» **Exercise prompt**
Each line that follows should be printed again exactly as it stands.

» **Given information**
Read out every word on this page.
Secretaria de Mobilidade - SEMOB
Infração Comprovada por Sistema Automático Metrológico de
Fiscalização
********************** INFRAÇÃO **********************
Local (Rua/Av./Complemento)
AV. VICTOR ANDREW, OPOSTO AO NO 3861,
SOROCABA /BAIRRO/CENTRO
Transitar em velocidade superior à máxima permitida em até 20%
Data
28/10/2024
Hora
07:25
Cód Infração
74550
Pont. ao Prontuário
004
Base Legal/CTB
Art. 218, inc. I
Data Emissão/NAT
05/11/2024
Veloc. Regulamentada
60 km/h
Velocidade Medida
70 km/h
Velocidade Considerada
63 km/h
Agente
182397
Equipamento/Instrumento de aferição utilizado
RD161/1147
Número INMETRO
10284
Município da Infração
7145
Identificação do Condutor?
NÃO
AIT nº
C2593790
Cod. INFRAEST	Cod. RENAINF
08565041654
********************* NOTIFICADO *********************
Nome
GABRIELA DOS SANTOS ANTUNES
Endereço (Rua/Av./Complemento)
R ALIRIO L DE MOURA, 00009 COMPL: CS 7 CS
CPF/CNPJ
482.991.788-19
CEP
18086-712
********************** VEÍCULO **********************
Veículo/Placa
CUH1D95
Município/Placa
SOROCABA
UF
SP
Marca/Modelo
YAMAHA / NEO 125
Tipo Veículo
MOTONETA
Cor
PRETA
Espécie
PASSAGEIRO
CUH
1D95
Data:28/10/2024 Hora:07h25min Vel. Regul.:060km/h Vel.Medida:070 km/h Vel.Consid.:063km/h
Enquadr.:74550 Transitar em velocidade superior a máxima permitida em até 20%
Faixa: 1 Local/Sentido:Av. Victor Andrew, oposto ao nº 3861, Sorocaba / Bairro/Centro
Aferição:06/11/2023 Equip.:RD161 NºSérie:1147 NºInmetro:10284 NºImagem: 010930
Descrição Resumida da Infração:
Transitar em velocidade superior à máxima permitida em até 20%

» **Output for this exercise**
Read out every word on this page.
Secretaria de Mobilidade - SEMOB
Infração Comprovada por Sistema Automático Metrológico de
Fiscalização
********************** INFRAÇÃO **********************
Local (Rua/Av./Complemento)
AV. VICTOR ANDREW, OPOSTO AO NO 3861,
SOROCABA /BAIRRO/CENTRO
Transitar em velocidade superior à máxima permitida em até 20%
Data
28/10/2024
Hora
07:25
Cód Infração
74550
Pont. ao Prontuário
004
Base Legal/CTB
Art. 218, inc. I
Data Emissão/NAT
05/11/2024
Veloc. Regulamentada
60 km/h
Velocidade Medida
70 km/h
Velocidade Considerada
63 km/h
Agente
182397
Equipamento/Instrumento de aferição utilizado
RD161/1147
Número INMETRO
10284
Município da Infração
7145
Identificação do Condutor?
NÃO
AIT nº
C2593790
Cod. INFRAEST	Cod. RENAINF
08565041654
********************* NOTIFICADO *********************
Nome
GABRIELA DOS SANTOS ANTUNES
Endereço (Rua/Av./Complemento)
R ALIRIO L DE MOURA, 00009 COMPL: CS 7 CS
CPF/CNPJ
482.991.788-19
CEP
18086-712
********************** VEÍCULO **********************
Veículo/Placa
CUH1D95
Município/Placa
SOROCABA
UF
SP
Marca/Modelo
YAMAHA / NEO 125
Tipo Veículo
MOTONETA
Cor
PRETA
Espécie
PASSAGEIRO
CUH
1D95
Data:28/10/2024 Hora:07h25min Vel. Regul.:060km/h Vel.Medida:070 km/h Vel.Consid.:063km/h
Enquadr.:74550 Transitar em velocidade superior a máxima permitida em até 20%
Faixa: 1 Local/Sentido:Av. Victor Andrew, oposto ao nº 3861, Sorocaba / Bairro/Centro
Aferição:06/11/2023 Equip.:RD161 NºSérie:1147 NºInmetro:10284 NºImagem: 010930
Descrição Resumida da Infração:
Transitar em velocidade superior à máxima permitida em até 20%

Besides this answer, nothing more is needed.